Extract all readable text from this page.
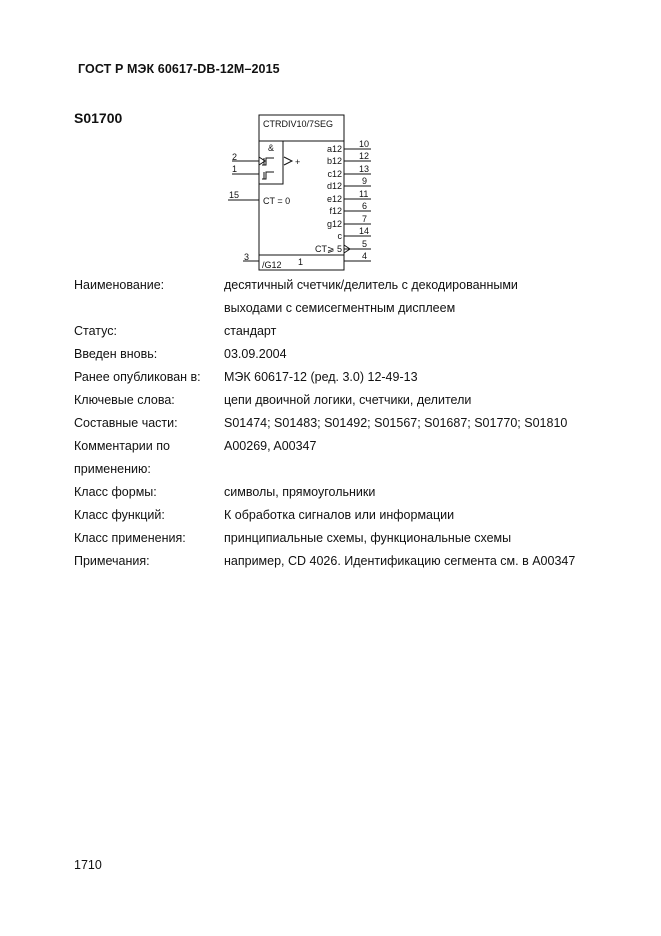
ГОСТ Р МЭК 60617-DB-12M–2015
S01700	CTRDIV10/7SEG
&
+
CT = 0
/G12 1
2
1
15
3
a12
b12
c12
d12
e12
f12
g12
c
CT⩾ 5
10
12
13
9
11
6
7
14
5
4
Наименование:	десятичный счетчик/делитель с декодированными
	выходами с семисегментным дисплеем
Статус:	стандарт
Введен вновь:	03.09.2004
Ранее опубликован в:	МЭК 60617-12 (ред. 3.0) 12-49-13
Ключевые слова:	цепи двоичной логики, счетчики, делители
Составные части:	S01474; S01483; S01492; S01567; S01687; S01770; S01810
Комментарии по	A00269, A00347
применению:	
Класс формы:	символы, прямоугольники
Класс функций:	К обработка сигналов или информации
Класс применения:	принципиальные схемы, функциональные схемы
Примечания:	например, CD 4026. Идентификацию сегмента см. в A00347
1710
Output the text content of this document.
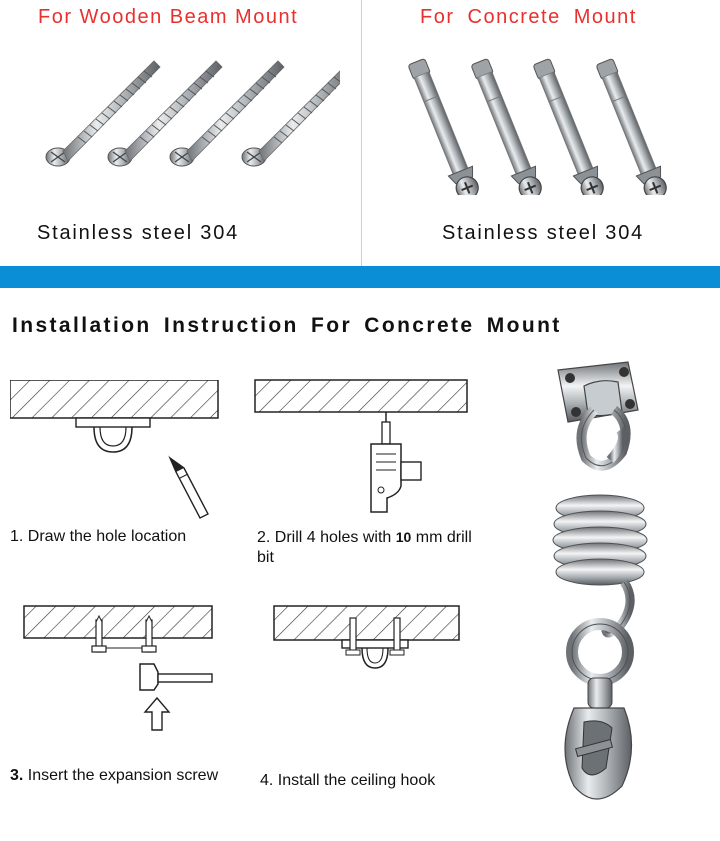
For Wooden Beam Mount
Stainless steel 304
For Concrete Mount
Stainless steel 304
Installation Instruction For Concrete Mount
1. Draw the hole location	2. Drill 4 holes with 10 mm drill bit
3. Insert the expansion screw	4. Install the ceiling hook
_____
- To be done -
Within the listing above, work out how many lines contain the string "this", and reply with that number only.

- The output -
2